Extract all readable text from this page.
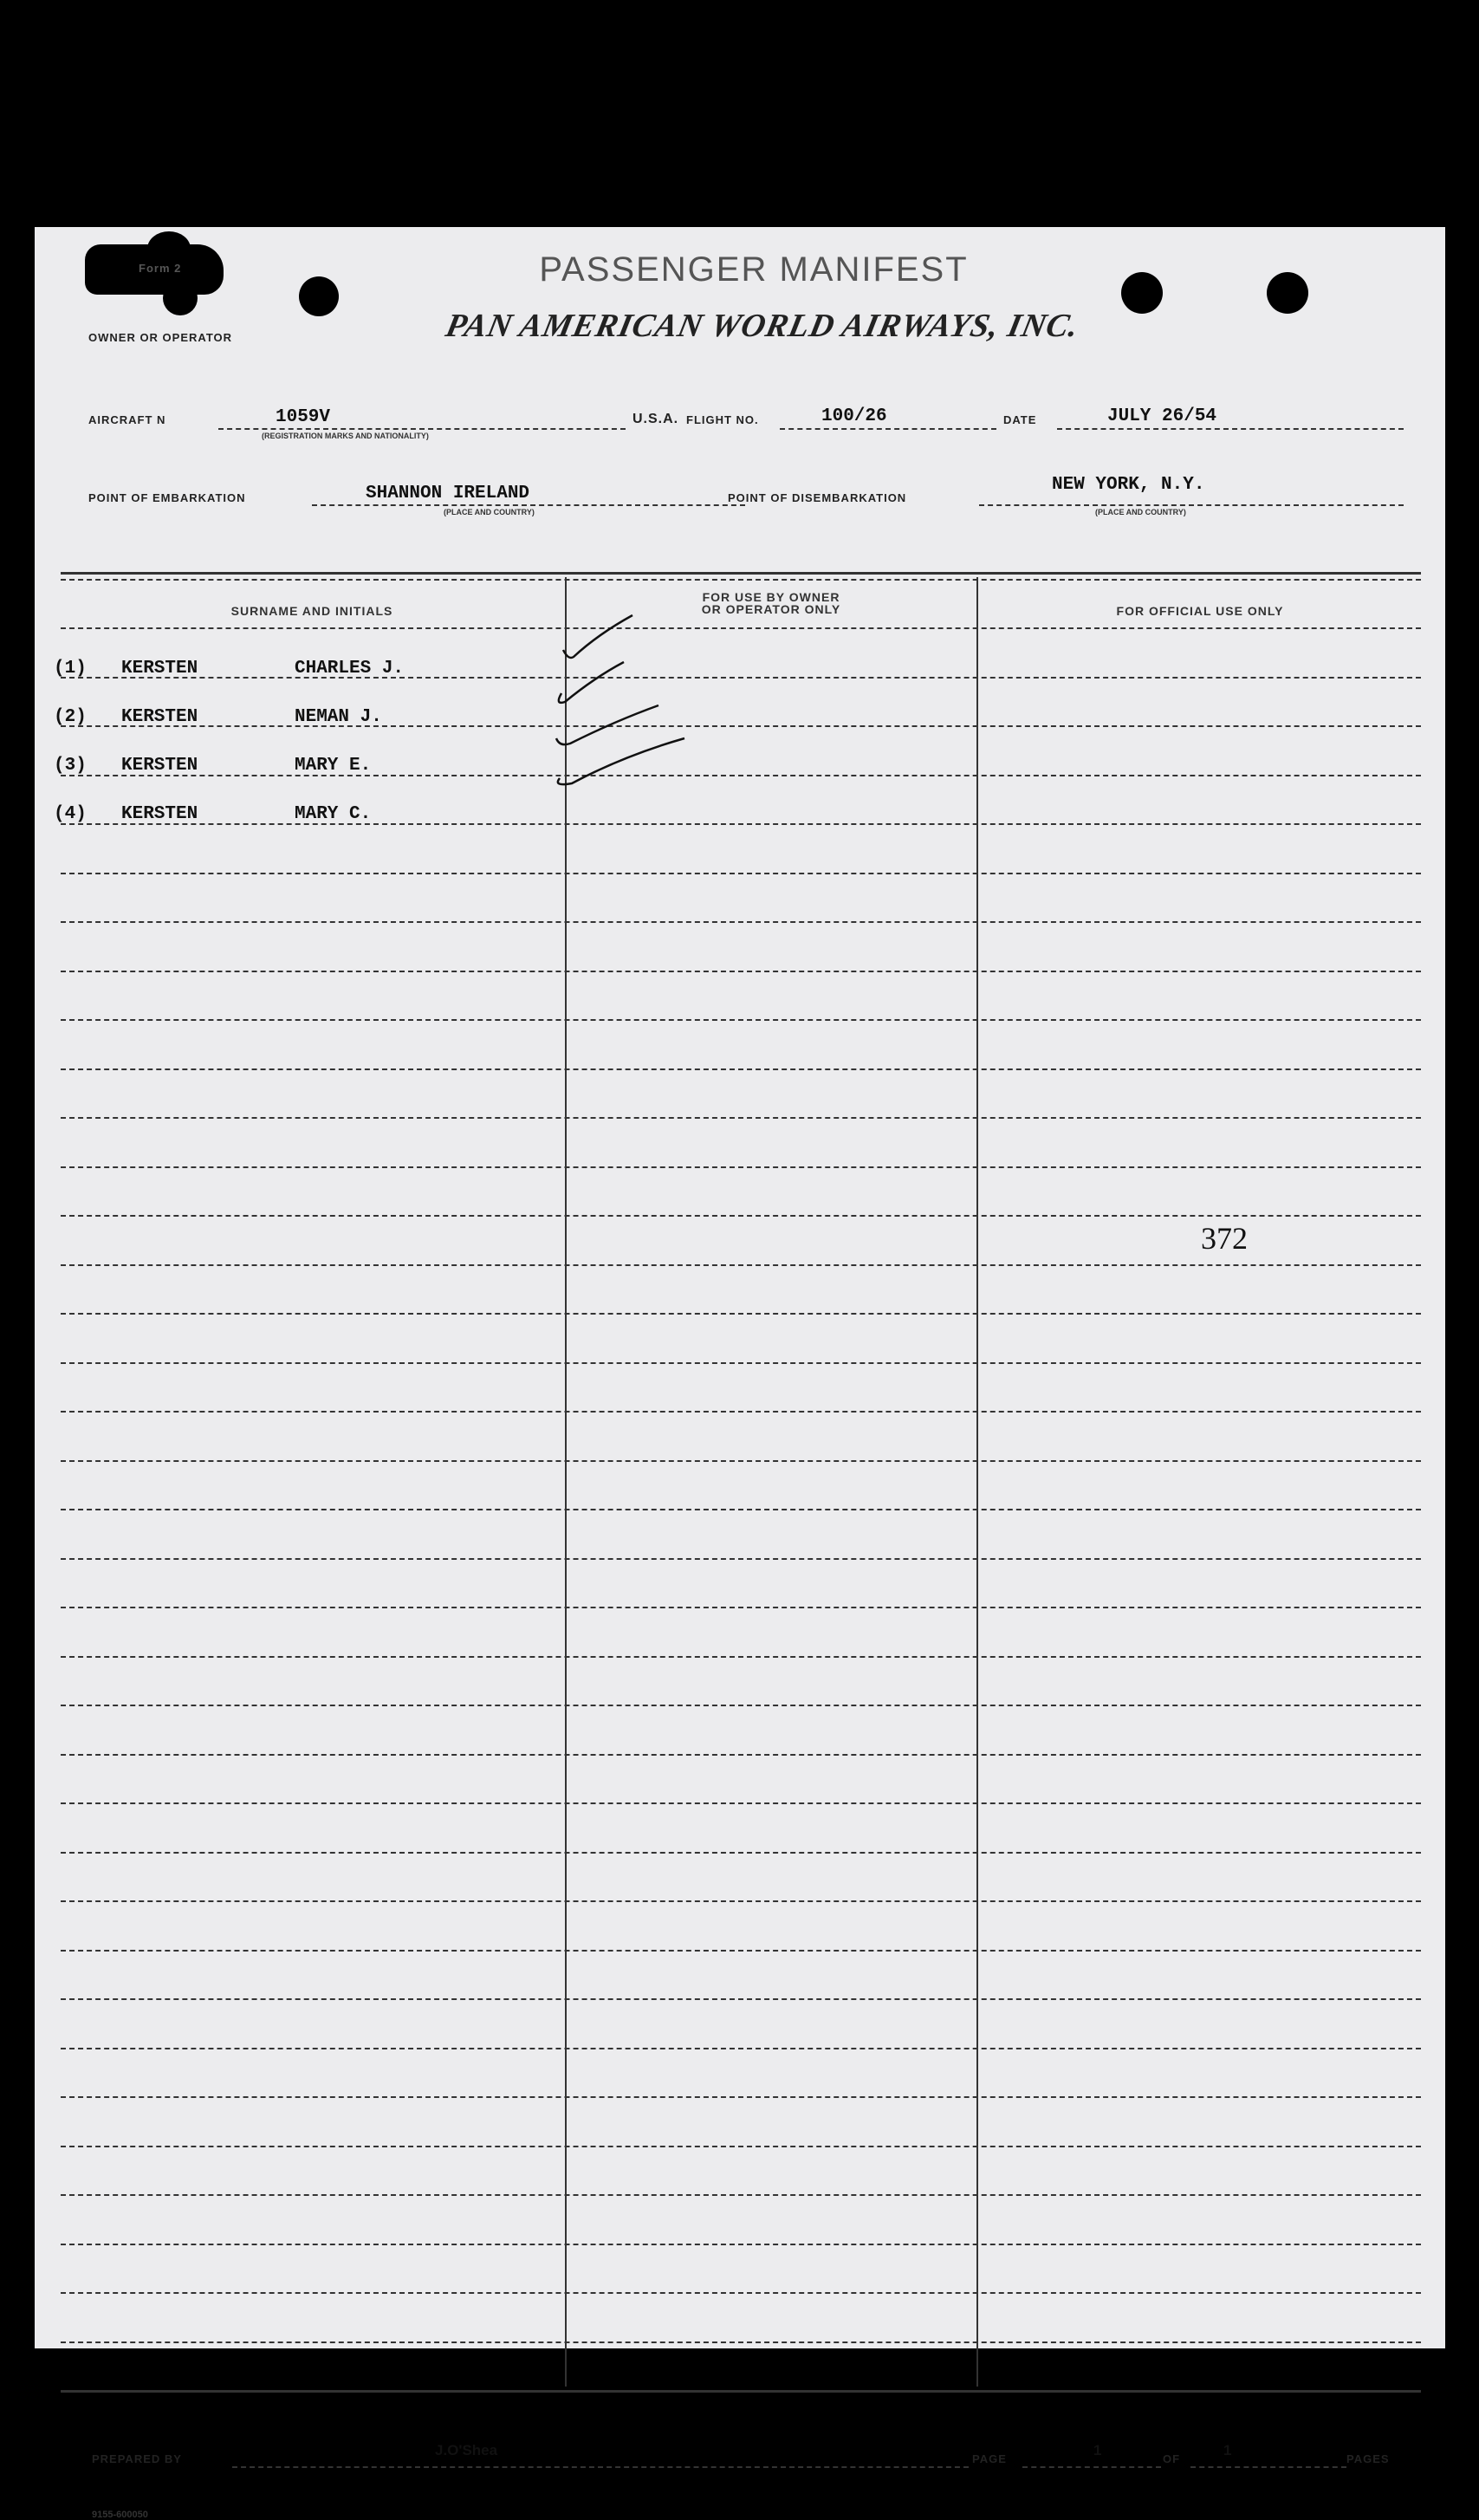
Form 2	PASSENGER MANIFEST
OWNER OR OPERATOR	PAN AMERICAN WORLD AIRWAYS, INC.
AIRCRAFT N	1059V
(REGISTRATION MARKS AND NATIONALITY)
U.S.A. FLIGHT NO.	100/26	DATE	JULY 26/54
POINT OF EMBARKATION	SHANNON IRELAND
(PLACE AND COUNTRY)
POINT OF DISEMBARKATION
NEW YORK, N.Y.
(PLACE AND COUNTRY)
SURNAME AND INITIALS
FOR USE BY OWNER
OR OPERATOR ONLY	FOR OFFICIAL USE ONLY
(1) KERSTEN	CHARLES J.
(2) KERSTEN	NEMAN J.
(3) KERSTEN	MARY E.
(4) KERSTEN	MARY C.
372
PREPARED BY
J.O'Shea
PAGE
1
OF
1
PAGES
9155-600050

========================================================================

* **Required task**: Every record gets retyped exactly; no picture goes into the copy.

* **Exercise solution**:
Extract all readable text from this page.
Form 2	PASSENGER MANIFEST
OWNER OR OPERATOR	PAN AMERICAN WORLD AIRWAYS, INC.
AIRCRAFT N	1059V
(REGISTRATION MARKS AND NATIONALITY)
U.S.A. FLIGHT NO.	100/26	DATE	JULY 26/54
POINT OF EMBARKATION	SHANNON IRELAND
(PLACE AND COUNTRY)
POINT OF DISEMBARKATION
NEW YORK, N.Y.
(PLACE AND COUNTRY)
SURNAME AND INITIALS
FOR USE BY OWNER
OR OPERATOR ONLY	FOR OFFICIAL USE ONLY
(1) KERSTEN	CHARLES J.
(2) KERSTEN	NEMAN J.
(3) KERSTEN	MARY E.
(4) KERSTEN	MARY C.
372
PREPARED BY
J.O'Shea
PAGE
1
OF
1
PAGES
9155-600050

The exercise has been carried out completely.